=== Directions ===
Can you quote the records below word for word, from the first line through the line containing "adjustment-icon[interactable]: ◑▾: [701, 579, 723, 597]", including both of those lines?

=== Task data ===
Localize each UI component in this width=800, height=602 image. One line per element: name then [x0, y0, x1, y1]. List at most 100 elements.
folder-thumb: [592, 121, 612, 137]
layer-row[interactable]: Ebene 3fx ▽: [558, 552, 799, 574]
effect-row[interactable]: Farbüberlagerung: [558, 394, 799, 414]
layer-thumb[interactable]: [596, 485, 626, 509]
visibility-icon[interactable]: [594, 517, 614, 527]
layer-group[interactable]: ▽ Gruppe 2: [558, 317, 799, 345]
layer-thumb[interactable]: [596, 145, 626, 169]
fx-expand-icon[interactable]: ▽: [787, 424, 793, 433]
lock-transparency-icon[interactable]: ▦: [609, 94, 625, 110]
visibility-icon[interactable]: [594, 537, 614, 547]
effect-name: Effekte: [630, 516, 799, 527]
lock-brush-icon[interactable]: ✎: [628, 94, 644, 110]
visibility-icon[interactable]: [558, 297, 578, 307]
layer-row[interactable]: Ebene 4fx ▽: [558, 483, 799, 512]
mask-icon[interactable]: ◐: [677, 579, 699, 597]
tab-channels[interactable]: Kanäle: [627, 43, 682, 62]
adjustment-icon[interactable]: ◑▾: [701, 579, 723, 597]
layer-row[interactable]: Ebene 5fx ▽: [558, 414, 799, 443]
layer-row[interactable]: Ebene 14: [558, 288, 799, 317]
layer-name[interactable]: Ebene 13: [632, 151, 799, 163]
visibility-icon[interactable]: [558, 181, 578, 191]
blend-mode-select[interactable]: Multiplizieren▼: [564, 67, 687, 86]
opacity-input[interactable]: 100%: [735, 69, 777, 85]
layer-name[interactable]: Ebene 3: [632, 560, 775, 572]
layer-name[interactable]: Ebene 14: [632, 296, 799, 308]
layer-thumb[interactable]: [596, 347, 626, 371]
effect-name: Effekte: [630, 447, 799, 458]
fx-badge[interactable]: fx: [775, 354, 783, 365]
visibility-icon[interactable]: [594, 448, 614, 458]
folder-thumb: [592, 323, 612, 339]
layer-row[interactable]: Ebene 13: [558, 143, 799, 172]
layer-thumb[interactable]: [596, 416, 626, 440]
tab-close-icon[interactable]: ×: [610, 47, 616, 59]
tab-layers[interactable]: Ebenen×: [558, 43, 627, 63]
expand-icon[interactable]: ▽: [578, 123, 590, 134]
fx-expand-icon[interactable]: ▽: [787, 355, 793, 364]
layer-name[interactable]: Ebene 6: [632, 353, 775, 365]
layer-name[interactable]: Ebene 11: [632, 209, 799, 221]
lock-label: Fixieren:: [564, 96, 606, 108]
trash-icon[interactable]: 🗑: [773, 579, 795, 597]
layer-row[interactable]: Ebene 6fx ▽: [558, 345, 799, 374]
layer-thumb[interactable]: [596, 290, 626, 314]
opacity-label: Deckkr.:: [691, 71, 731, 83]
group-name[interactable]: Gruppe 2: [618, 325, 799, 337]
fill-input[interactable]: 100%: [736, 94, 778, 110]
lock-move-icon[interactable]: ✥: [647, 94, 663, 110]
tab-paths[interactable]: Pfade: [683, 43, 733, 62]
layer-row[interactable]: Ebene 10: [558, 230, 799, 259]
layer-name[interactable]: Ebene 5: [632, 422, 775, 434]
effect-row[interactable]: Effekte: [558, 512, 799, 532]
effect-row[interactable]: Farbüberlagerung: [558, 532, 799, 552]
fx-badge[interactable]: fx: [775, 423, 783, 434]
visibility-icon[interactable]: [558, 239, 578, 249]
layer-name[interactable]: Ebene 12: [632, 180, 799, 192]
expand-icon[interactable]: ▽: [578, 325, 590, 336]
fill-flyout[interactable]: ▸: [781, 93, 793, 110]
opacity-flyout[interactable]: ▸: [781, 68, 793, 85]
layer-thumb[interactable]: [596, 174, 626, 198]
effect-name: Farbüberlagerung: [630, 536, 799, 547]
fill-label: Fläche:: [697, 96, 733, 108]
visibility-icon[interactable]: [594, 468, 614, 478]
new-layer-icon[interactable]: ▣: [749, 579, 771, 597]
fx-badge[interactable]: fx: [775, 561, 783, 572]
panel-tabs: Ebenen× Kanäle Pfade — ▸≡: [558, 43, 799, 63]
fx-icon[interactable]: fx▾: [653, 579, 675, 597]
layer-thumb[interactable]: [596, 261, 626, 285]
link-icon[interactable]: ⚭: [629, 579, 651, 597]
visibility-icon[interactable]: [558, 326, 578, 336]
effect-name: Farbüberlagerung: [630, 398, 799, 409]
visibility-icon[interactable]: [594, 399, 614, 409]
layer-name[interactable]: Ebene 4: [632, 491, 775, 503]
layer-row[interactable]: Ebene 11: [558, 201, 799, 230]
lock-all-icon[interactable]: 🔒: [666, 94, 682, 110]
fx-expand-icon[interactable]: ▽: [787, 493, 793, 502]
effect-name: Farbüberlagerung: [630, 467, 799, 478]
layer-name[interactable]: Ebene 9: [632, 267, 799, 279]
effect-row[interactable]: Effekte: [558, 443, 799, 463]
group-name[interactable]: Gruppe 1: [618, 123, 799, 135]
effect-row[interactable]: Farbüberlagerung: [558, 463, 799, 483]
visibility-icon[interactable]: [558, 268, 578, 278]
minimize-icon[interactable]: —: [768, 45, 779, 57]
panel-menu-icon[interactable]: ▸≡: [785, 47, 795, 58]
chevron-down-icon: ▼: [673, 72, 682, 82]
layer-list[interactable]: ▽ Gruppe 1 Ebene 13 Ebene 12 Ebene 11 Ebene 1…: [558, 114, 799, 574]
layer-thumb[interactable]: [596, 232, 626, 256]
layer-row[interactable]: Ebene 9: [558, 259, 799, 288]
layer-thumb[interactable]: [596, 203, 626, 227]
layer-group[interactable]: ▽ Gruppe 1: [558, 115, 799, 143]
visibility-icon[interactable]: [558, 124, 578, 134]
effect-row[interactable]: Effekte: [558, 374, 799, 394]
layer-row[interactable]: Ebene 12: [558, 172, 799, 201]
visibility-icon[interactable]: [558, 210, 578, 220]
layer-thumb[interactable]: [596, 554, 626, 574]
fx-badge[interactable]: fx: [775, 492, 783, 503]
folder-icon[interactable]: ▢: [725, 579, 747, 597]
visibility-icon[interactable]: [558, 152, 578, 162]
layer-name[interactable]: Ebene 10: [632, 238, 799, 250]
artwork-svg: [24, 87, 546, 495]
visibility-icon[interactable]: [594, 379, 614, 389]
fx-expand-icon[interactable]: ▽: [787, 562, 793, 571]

=== Solution for this task ===
Localize each UI component in this width=800, height=602 image. One line per element: name then [x0, y0, x1, y1]. List at most 100 elements.
folder-thumb: [592, 121, 612, 137]
layer-row[interactable]: Ebene 3fx ▽: [558, 552, 799, 574]
effect-row[interactable]: Farbüberlagerung: [558, 394, 799, 414]
layer-thumb[interactable]: [596, 485, 626, 509]
visibility-icon[interactable]: [594, 517, 614, 527]
layer-group[interactable]: ▽ Gruppe 2: [558, 317, 799, 345]
layer-thumb[interactable]: [596, 145, 626, 169]
fx-expand-icon[interactable]: ▽: [787, 424, 793, 433]
lock-transparency-icon[interactable]: ▦: [609, 94, 625, 110]
visibility-icon[interactable]: [594, 537, 614, 547]
effect-name: Effekte: [630, 516, 799, 527]
lock-brush-icon[interactable]: ✎: [628, 94, 644, 110]
visibility-icon[interactable]: [558, 297, 578, 307]
layer-row[interactable]: Ebene 4fx ▽: [558, 483, 799, 512]
mask-icon[interactable]: ◐: [677, 579, 699, 597]
tab-channels[interactable]: Kanäle: [627, 43, 682, 62]
adjustment-icon[interactable]: ◑▾: [701, 579, 723, 597]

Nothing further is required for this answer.